• _Work to be completed_
Determine how many lines carry the word "name". Output that number only.

• _Material to process_
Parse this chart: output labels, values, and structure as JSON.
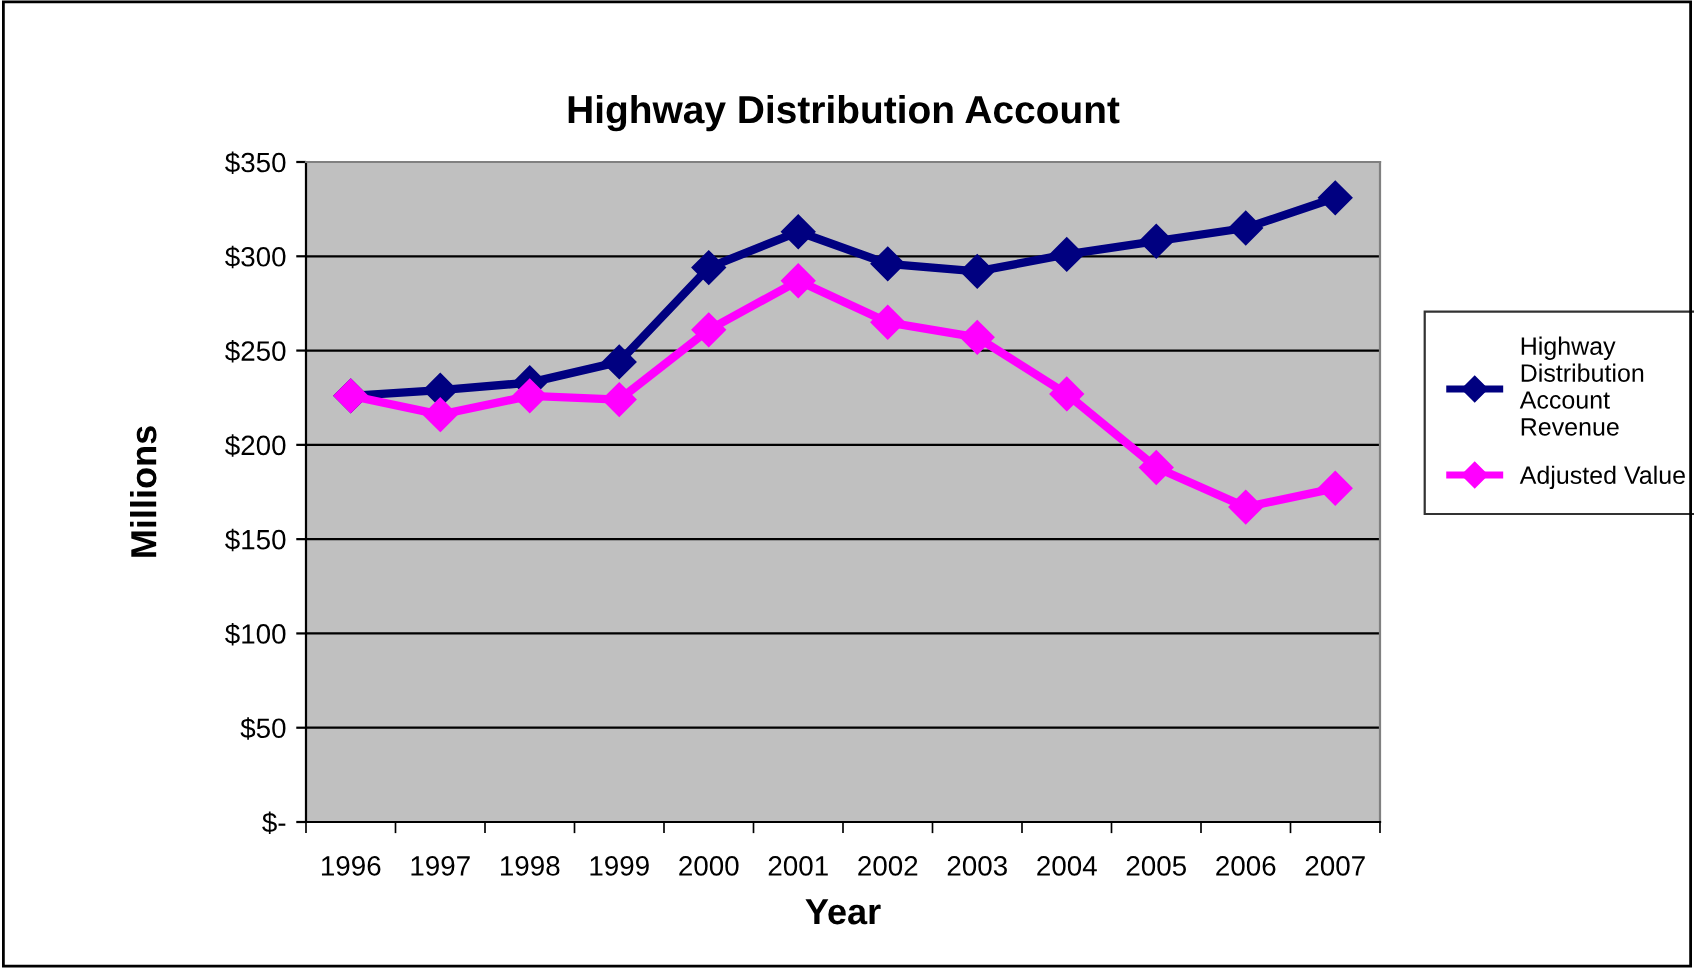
{
  "chart_data": {
    "type": "line",
    "title": "Highway Distribution Account",
    "xlabel": "Year",
    "ylabel": "Millions",
    "categories": [
      "1996",
      "1997",
      "1998",
      "1999",
      "2000",
      "2001",
      "2002",
      "2003",
      "2004",
      "2005",
      "2006",
      "2007"
    ],
    "series": [
      {
        "name": "Highway Distribution Account Revenue",
        "color": "#000080",
        "values": [
          226,
          229,
          233,
          244,
          294,
          313,
          296,
          292,
          301,
          308,
          315,
          331
        ]
      },
      {
        "name": "Adjusted Value",
        "color": "#ff00ff",
        "values": [
          226,
          216,
          226,
          224,
          261,
          287,
          265,
          257,
          227,
          188,
          167,
          177
        ]
      }
    ],
    "ylim": [
      0,
      350
    ],
    "yticks": [
      {
        "value": 0,
        "label": "$-"
      },
      {
        "value": 50,
        "label": "$50"
      },
      {
        "value": 100,
        "label": "$100"
      },
      {
        "value": 150,
        "label": "$150"
      },
      {
        "value": 200,
        "label": "$200"
      },
      {
        "value": 250,
        "label": "$250"
      },
      {
        "value": 300,
        "label": "$300"
      },
      {
        "value": 350,
        "label": "$350"
      }
    ],
    "grid": "y",
    "legend": "right",
    "marker": "diamond",
    "line_style": "solid"
  }
}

• _Response_
2